WHAT NEEDS TO BE DONE: Scan the material below for the string "this", and copy every line where it shows up.

Extracted data entries
○ ○ ○ ○
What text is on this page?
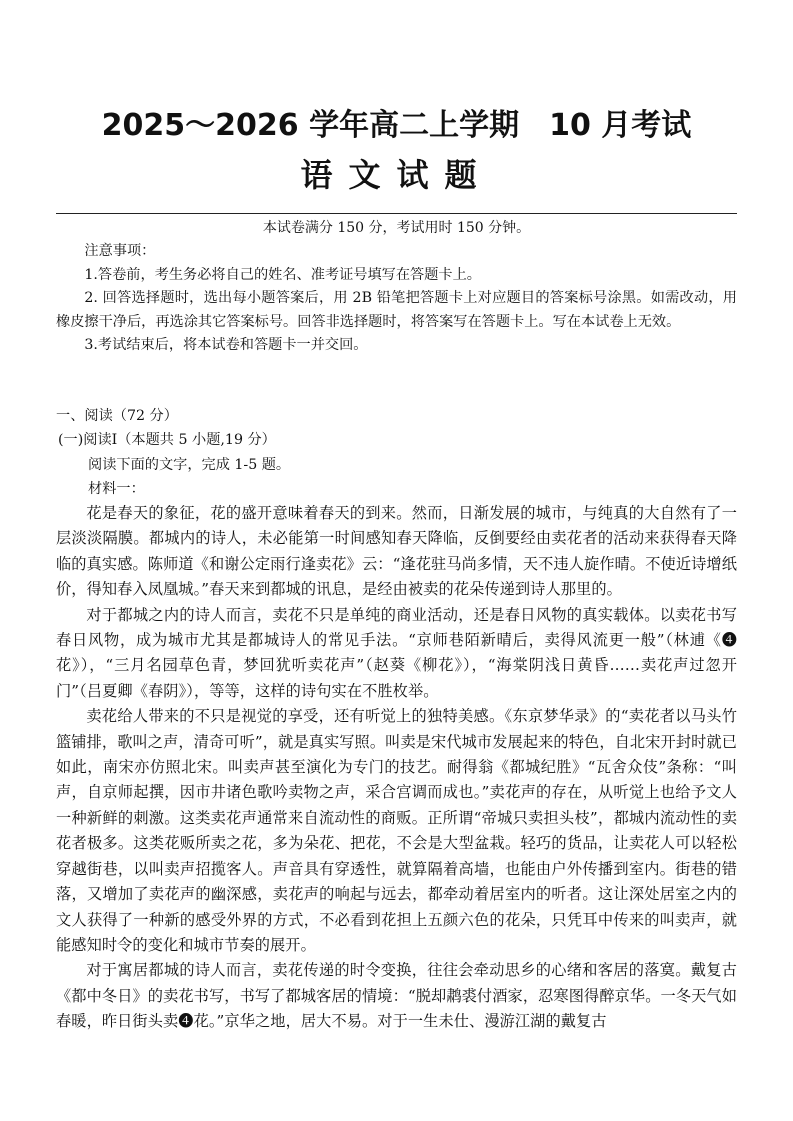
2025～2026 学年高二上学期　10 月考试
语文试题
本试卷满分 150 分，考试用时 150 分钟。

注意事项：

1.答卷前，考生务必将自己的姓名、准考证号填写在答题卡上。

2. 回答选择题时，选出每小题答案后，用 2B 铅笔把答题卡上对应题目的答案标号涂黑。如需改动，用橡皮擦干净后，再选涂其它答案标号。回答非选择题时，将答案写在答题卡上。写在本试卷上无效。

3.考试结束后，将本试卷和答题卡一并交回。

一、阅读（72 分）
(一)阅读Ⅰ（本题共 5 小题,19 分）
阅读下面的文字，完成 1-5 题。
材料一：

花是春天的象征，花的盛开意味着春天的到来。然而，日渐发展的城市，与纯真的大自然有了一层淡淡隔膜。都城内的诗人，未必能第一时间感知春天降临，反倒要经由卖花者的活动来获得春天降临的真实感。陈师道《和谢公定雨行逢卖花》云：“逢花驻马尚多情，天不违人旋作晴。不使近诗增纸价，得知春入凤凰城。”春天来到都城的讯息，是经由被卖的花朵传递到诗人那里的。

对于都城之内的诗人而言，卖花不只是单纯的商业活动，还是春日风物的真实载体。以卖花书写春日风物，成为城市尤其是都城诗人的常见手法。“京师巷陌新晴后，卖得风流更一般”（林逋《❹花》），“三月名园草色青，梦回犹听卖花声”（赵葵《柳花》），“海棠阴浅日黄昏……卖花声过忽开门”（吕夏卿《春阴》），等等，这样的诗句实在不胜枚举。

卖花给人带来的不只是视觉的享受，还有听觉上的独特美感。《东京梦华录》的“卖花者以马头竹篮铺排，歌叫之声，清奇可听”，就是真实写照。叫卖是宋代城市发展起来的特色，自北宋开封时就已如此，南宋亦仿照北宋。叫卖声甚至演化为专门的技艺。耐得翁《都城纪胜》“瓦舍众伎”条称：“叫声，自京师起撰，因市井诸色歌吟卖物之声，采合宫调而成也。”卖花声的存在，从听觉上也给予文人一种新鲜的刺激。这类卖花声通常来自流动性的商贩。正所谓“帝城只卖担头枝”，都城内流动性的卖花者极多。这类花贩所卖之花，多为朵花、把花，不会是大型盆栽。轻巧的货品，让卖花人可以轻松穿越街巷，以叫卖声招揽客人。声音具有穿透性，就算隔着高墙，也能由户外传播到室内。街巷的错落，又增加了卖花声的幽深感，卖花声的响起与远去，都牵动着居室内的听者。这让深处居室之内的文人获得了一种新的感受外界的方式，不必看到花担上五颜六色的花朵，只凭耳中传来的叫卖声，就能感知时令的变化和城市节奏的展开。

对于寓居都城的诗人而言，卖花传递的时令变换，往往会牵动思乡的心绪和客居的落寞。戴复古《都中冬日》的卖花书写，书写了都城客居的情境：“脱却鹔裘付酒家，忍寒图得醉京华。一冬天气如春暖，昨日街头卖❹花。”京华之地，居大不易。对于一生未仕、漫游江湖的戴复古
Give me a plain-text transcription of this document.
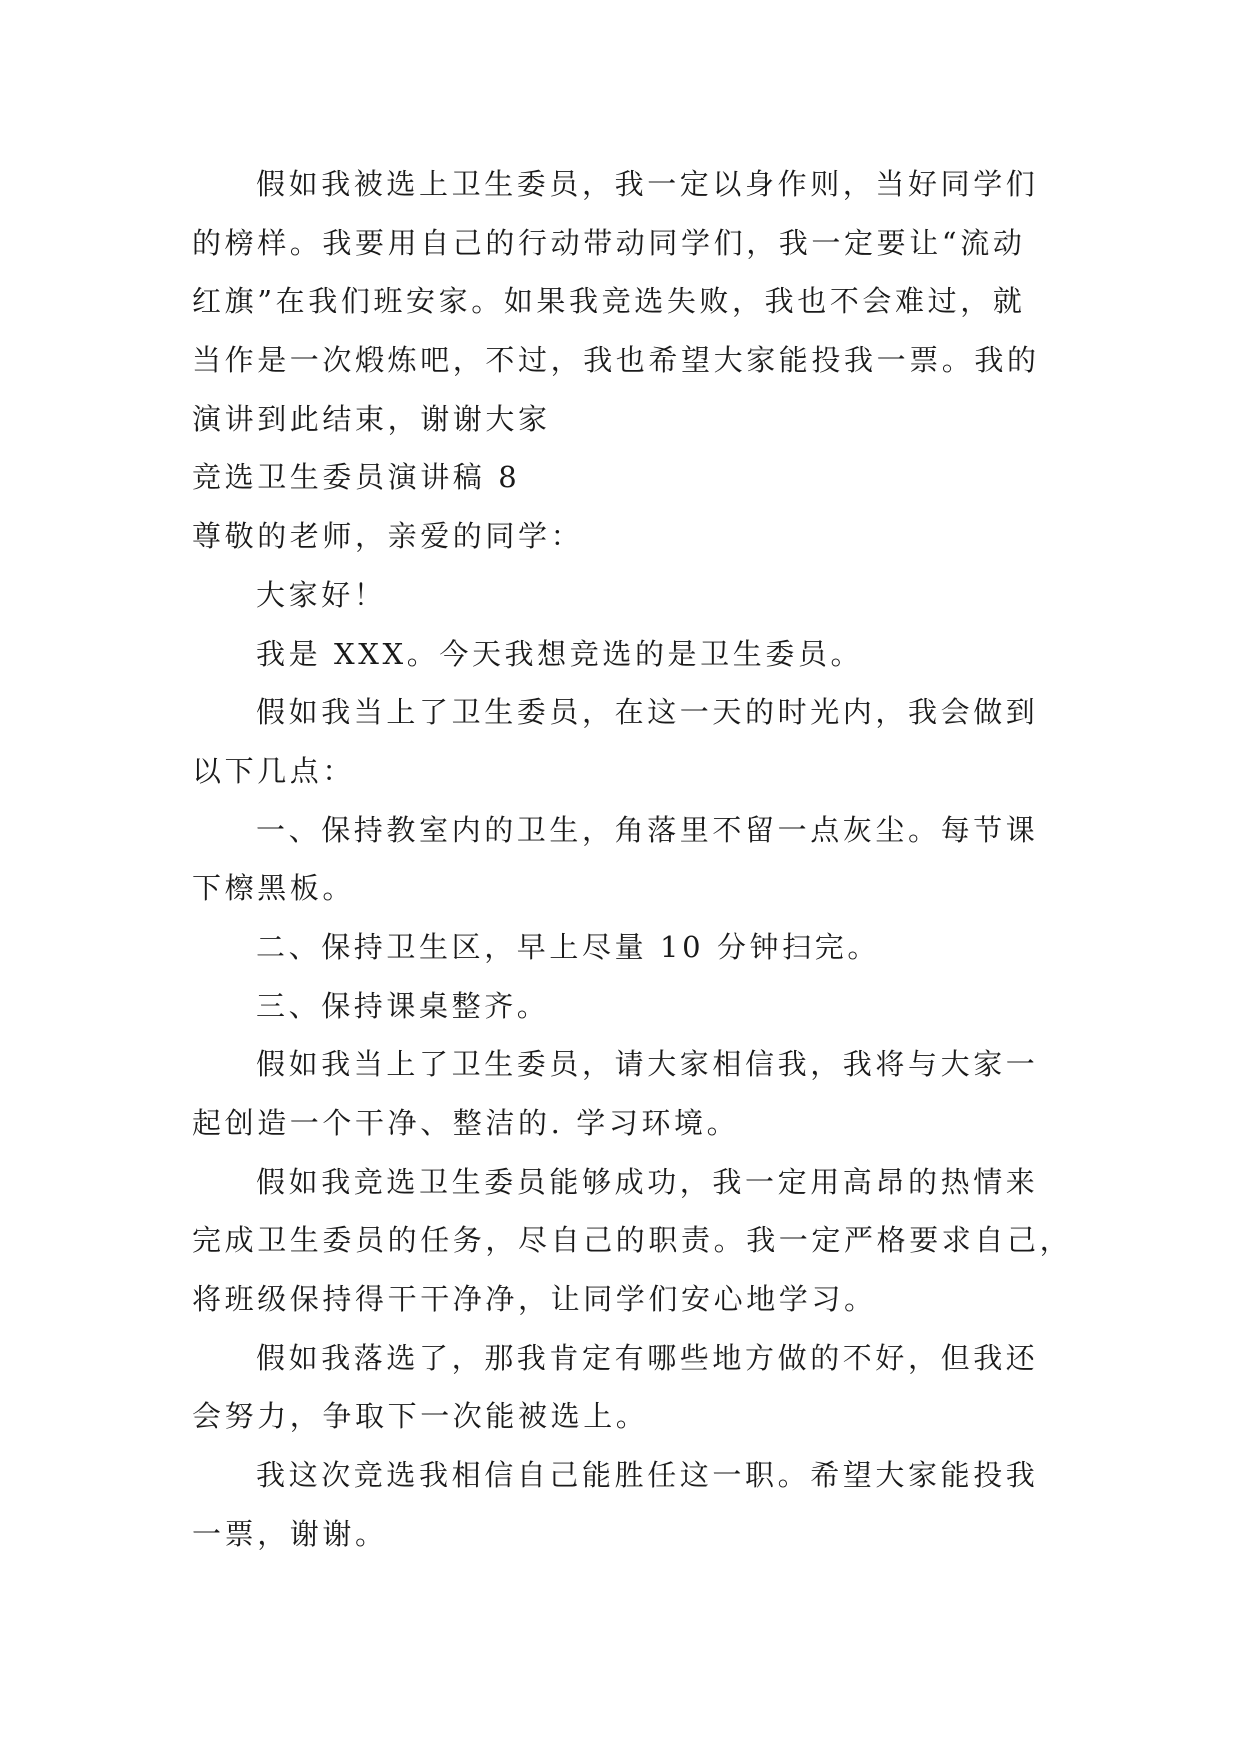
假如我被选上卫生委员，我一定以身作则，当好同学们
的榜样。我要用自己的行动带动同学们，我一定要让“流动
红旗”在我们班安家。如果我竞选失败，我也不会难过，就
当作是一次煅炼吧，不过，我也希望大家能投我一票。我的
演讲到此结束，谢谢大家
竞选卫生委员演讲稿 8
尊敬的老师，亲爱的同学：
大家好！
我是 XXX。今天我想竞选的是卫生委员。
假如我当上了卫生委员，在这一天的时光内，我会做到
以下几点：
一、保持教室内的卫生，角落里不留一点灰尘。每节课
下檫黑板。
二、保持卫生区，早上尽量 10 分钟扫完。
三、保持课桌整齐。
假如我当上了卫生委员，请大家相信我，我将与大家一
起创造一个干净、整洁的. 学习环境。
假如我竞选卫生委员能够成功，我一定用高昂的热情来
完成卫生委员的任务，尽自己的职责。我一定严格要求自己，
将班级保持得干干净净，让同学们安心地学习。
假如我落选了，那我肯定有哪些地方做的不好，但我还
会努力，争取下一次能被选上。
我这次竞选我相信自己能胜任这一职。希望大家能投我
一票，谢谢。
○ ○ ○ ○
THE COMPLETED TASK:
What text is on this page?
Give me a plain-text transcription of this document.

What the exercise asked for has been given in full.